EXERCISE DETAILS – Report the count of lines containing the word "buena" in the entries below, and nothing more.
|---|
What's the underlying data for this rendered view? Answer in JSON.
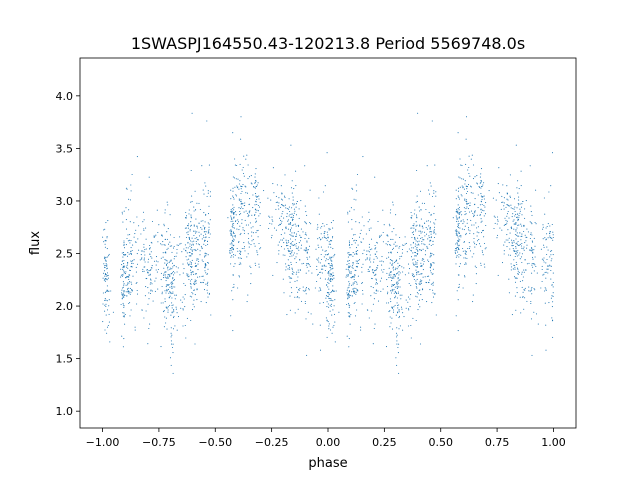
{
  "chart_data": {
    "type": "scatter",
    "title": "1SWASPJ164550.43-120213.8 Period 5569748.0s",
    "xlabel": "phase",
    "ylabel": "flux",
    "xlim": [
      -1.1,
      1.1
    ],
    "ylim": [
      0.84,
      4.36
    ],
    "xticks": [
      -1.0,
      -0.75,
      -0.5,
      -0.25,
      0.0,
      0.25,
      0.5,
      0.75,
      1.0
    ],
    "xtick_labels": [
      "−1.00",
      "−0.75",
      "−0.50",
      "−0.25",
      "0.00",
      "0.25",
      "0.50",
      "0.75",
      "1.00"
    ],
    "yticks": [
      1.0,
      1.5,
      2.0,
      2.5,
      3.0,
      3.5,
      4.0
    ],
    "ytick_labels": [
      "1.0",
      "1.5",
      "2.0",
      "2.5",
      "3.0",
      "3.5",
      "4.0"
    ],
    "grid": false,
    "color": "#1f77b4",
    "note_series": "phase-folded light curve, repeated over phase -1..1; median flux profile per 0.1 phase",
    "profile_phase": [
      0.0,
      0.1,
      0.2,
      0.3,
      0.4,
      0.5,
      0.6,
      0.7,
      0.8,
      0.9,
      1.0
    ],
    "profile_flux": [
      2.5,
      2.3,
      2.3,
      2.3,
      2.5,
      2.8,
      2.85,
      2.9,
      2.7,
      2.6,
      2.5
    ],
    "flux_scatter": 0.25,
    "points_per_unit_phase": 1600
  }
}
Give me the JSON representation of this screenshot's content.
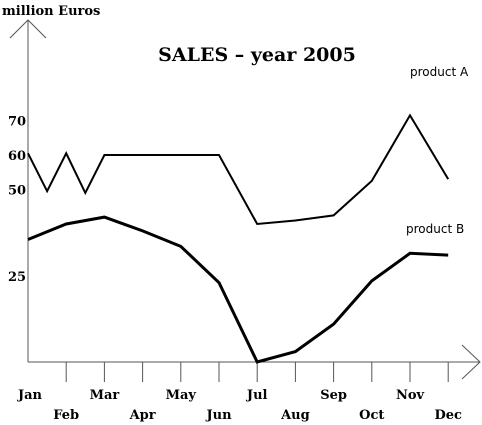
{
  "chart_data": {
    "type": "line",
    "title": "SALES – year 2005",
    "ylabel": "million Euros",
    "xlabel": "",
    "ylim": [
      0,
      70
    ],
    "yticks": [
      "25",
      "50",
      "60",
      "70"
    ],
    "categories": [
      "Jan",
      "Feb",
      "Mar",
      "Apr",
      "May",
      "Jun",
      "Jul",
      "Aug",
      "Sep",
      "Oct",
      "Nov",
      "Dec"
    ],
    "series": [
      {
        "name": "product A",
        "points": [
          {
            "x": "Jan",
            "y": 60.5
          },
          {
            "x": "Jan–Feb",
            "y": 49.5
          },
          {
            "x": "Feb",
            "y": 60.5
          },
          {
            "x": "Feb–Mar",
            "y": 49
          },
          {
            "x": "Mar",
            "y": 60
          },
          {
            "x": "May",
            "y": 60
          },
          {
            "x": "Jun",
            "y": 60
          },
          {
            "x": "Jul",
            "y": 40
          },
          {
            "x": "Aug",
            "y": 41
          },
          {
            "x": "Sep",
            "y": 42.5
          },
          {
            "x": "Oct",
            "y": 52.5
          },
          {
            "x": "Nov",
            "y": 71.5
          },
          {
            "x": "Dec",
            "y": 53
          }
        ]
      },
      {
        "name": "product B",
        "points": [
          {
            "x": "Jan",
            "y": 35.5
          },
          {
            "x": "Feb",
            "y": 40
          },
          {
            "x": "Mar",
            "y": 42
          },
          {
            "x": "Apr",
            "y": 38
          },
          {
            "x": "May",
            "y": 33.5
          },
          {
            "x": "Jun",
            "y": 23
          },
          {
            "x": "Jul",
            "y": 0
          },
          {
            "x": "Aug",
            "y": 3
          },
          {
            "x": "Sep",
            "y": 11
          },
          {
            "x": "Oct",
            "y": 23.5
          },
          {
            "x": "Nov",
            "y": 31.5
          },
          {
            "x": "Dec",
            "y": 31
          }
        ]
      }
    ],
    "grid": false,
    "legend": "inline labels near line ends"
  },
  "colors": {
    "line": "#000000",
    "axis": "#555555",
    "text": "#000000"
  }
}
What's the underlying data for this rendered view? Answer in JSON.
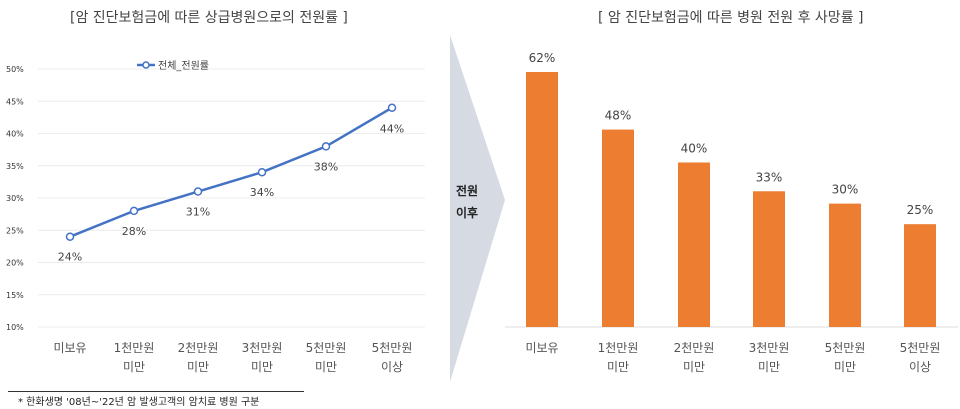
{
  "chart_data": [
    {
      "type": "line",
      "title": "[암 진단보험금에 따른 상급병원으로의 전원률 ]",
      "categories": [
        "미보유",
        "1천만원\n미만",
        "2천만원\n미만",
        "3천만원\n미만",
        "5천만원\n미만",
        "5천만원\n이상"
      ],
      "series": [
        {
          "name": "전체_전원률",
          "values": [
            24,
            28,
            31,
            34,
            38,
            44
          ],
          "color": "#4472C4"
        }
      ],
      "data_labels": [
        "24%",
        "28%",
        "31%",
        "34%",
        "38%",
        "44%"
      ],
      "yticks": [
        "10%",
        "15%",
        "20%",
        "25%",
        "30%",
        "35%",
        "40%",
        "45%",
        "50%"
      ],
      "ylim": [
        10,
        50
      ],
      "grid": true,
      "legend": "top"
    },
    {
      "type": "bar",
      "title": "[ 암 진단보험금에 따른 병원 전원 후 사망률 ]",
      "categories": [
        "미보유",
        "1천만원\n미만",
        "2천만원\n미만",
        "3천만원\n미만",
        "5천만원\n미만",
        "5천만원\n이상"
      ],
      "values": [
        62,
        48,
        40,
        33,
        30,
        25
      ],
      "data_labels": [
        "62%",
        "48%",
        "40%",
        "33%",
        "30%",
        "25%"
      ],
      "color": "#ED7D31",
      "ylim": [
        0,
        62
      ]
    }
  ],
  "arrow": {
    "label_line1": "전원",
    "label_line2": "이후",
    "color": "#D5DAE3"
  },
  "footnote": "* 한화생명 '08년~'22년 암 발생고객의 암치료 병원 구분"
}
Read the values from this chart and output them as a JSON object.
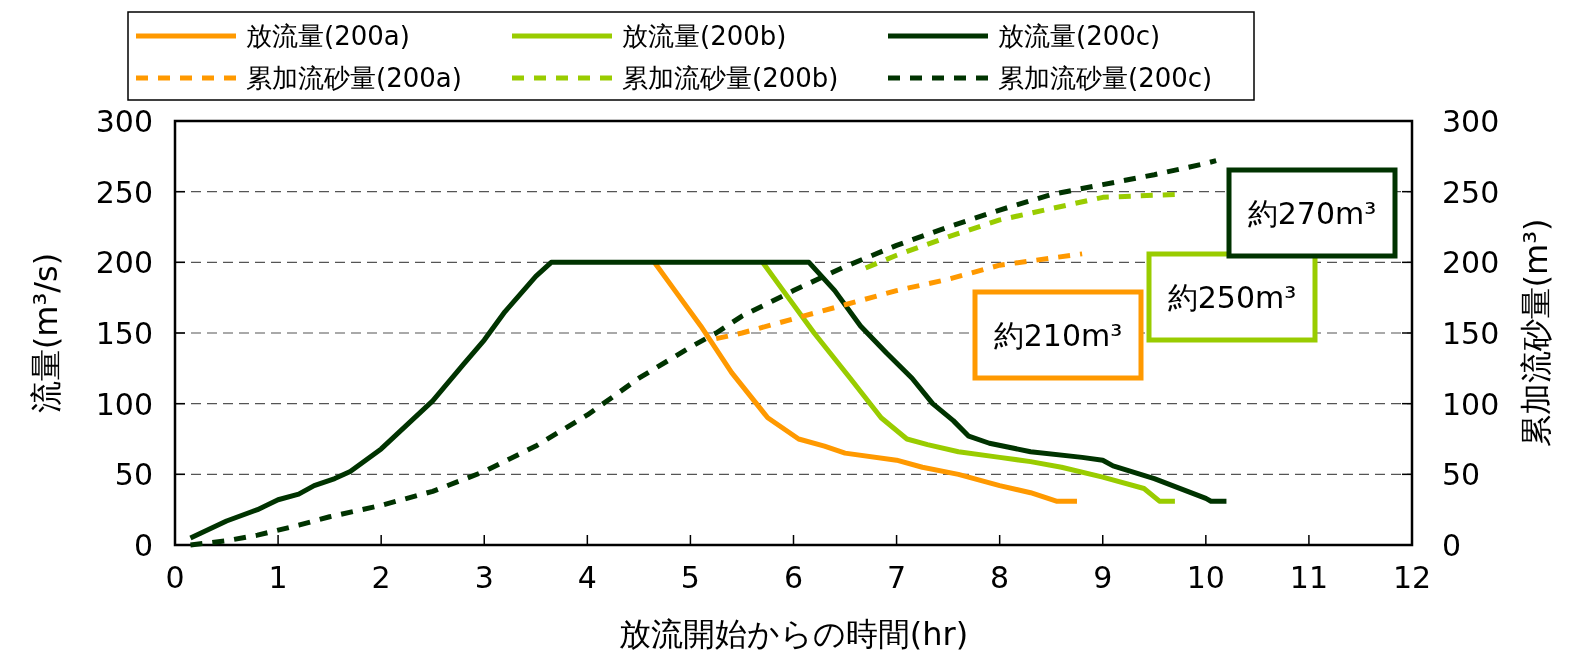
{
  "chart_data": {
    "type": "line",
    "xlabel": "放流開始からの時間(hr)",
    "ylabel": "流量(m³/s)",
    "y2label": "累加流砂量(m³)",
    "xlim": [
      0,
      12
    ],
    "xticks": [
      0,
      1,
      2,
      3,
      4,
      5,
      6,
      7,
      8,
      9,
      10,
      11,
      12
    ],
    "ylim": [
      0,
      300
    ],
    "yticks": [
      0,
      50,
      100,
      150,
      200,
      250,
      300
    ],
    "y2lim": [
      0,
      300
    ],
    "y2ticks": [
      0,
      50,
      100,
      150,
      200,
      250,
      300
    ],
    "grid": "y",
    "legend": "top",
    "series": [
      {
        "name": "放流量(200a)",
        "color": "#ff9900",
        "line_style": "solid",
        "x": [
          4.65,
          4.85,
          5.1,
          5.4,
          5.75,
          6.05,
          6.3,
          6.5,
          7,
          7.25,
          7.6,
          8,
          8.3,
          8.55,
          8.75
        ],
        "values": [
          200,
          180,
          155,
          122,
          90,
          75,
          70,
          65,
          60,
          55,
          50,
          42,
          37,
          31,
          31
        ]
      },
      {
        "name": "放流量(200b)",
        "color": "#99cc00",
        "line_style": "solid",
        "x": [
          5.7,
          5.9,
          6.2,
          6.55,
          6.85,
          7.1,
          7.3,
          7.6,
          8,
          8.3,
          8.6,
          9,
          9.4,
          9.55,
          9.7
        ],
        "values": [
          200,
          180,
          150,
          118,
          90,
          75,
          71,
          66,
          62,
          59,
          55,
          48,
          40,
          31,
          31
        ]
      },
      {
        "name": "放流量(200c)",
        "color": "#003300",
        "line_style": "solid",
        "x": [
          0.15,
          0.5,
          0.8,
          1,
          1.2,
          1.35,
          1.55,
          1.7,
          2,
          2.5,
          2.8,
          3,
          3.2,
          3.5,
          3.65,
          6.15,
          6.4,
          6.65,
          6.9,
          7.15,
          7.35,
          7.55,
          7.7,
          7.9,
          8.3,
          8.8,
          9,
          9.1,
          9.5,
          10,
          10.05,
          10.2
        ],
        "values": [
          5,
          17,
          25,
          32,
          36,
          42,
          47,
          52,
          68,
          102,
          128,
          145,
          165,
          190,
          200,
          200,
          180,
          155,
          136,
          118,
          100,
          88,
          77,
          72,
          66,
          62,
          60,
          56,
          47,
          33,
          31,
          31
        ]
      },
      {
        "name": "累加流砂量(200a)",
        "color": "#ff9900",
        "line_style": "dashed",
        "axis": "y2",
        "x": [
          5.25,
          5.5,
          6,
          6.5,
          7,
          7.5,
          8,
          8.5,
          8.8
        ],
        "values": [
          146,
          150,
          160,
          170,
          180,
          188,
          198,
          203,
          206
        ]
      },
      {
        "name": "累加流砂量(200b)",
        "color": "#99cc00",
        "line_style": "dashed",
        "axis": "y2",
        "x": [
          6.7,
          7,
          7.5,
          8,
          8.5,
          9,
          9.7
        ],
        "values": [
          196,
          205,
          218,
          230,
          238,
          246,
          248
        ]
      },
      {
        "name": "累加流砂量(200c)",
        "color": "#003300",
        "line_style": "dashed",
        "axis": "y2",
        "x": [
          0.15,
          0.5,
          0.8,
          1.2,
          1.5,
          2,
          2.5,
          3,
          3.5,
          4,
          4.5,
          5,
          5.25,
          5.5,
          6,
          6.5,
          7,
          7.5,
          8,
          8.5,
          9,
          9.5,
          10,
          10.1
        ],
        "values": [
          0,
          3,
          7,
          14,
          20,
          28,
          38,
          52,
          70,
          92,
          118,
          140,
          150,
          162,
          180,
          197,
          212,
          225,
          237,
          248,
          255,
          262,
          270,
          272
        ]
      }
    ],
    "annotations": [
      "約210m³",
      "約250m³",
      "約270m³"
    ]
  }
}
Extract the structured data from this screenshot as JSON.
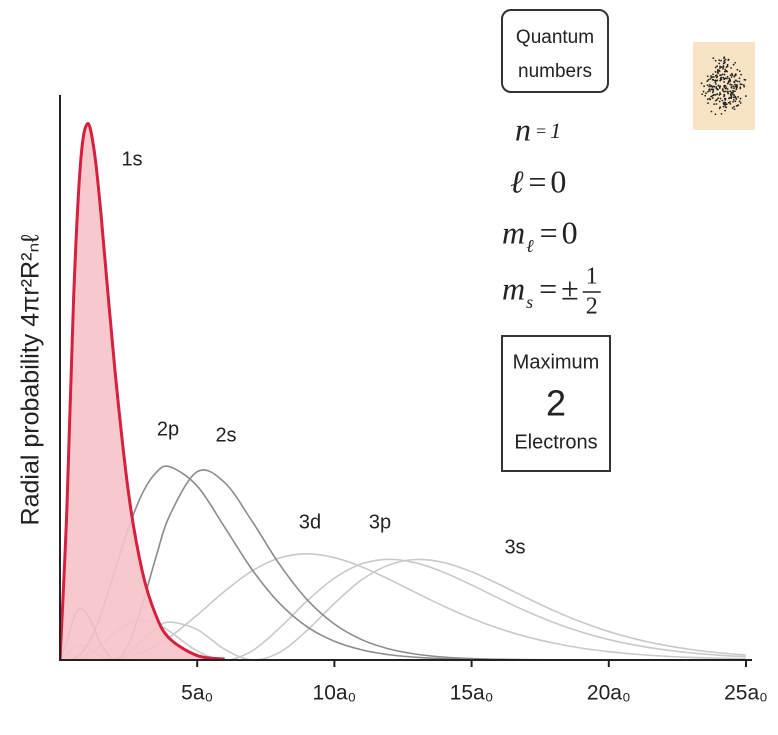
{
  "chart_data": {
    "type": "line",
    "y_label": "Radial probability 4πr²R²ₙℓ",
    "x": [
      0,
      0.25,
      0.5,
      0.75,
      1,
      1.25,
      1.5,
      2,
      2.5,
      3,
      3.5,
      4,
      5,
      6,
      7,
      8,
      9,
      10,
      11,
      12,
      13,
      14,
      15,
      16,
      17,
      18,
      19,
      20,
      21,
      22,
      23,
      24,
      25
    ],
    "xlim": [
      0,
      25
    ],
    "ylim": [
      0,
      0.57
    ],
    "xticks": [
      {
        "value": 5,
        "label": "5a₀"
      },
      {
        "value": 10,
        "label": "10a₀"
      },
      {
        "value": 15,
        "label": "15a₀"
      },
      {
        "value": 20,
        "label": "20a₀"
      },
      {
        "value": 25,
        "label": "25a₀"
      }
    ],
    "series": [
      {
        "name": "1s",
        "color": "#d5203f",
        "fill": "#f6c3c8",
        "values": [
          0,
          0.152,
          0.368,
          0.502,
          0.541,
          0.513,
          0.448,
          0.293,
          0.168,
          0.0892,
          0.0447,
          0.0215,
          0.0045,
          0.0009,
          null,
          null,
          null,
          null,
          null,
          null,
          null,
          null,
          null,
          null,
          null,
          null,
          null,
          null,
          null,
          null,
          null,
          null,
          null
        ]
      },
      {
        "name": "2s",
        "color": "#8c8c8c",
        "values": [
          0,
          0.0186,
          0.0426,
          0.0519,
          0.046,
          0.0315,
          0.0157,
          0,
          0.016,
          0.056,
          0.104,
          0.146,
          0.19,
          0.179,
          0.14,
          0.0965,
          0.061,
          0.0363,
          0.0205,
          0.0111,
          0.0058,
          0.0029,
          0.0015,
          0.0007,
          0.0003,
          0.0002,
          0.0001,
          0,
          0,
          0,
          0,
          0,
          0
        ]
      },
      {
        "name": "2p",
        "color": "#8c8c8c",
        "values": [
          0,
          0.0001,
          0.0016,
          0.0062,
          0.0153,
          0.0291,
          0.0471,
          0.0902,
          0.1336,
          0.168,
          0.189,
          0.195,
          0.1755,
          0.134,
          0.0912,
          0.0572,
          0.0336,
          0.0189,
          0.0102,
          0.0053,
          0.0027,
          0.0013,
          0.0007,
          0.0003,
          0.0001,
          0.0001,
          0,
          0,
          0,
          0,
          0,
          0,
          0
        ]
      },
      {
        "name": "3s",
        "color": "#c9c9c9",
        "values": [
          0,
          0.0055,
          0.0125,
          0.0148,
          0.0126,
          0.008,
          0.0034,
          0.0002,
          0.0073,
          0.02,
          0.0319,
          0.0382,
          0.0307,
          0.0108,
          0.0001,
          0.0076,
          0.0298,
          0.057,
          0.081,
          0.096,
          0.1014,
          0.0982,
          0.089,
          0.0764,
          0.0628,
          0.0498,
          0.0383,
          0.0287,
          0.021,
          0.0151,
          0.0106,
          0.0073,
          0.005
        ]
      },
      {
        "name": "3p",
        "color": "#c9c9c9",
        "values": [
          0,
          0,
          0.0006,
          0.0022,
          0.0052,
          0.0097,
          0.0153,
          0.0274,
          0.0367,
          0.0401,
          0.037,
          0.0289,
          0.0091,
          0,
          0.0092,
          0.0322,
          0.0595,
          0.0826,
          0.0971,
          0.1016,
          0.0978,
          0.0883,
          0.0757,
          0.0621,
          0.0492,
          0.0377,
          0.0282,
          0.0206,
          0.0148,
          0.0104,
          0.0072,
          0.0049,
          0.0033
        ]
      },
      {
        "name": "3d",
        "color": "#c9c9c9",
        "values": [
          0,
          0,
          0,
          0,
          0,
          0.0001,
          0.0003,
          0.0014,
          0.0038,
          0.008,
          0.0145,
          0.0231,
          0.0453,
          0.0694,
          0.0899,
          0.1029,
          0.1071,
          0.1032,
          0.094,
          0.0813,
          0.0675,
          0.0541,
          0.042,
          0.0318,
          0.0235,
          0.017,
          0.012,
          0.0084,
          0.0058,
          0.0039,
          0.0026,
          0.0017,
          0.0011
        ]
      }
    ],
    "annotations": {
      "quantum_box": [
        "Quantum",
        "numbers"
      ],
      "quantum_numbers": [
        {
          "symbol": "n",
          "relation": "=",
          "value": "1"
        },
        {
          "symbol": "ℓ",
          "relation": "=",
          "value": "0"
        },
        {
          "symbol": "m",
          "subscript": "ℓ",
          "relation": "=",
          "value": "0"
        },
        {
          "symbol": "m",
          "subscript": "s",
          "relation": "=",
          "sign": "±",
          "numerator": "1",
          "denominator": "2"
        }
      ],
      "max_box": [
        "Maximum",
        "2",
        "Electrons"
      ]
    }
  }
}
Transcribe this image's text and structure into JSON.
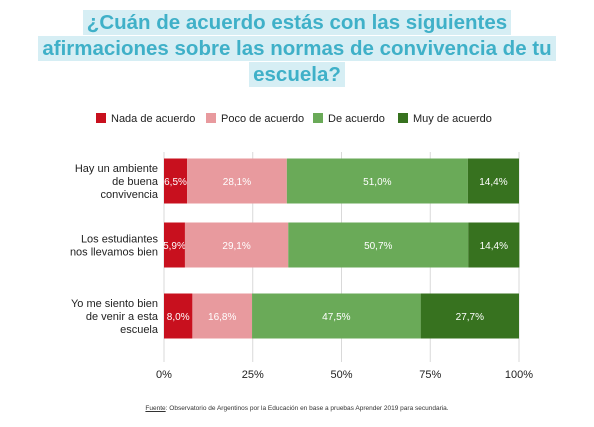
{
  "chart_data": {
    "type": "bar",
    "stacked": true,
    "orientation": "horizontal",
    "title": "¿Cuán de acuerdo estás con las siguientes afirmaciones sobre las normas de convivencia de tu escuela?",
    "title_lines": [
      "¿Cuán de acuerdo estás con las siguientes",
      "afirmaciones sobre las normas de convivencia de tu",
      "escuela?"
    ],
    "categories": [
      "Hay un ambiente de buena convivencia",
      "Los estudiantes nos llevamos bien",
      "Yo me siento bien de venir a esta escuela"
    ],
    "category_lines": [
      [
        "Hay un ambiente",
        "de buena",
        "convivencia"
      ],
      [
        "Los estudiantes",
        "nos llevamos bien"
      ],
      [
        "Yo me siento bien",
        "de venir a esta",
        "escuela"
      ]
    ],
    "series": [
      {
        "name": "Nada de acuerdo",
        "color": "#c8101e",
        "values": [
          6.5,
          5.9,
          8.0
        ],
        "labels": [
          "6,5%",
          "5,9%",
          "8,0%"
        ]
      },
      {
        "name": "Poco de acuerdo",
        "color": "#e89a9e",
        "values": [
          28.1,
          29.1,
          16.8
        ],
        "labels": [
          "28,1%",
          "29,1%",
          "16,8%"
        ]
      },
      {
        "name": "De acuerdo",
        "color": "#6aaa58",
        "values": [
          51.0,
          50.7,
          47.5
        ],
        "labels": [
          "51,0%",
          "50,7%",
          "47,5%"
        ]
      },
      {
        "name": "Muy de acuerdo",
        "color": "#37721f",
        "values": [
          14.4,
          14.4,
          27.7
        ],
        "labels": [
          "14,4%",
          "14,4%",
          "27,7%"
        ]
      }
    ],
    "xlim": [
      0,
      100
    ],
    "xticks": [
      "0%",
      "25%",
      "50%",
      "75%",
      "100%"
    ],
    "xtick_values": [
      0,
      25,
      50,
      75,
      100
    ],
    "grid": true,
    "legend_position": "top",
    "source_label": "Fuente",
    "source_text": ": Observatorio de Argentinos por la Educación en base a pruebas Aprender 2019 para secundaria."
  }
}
|---|
CORRECT OUTPUT – 2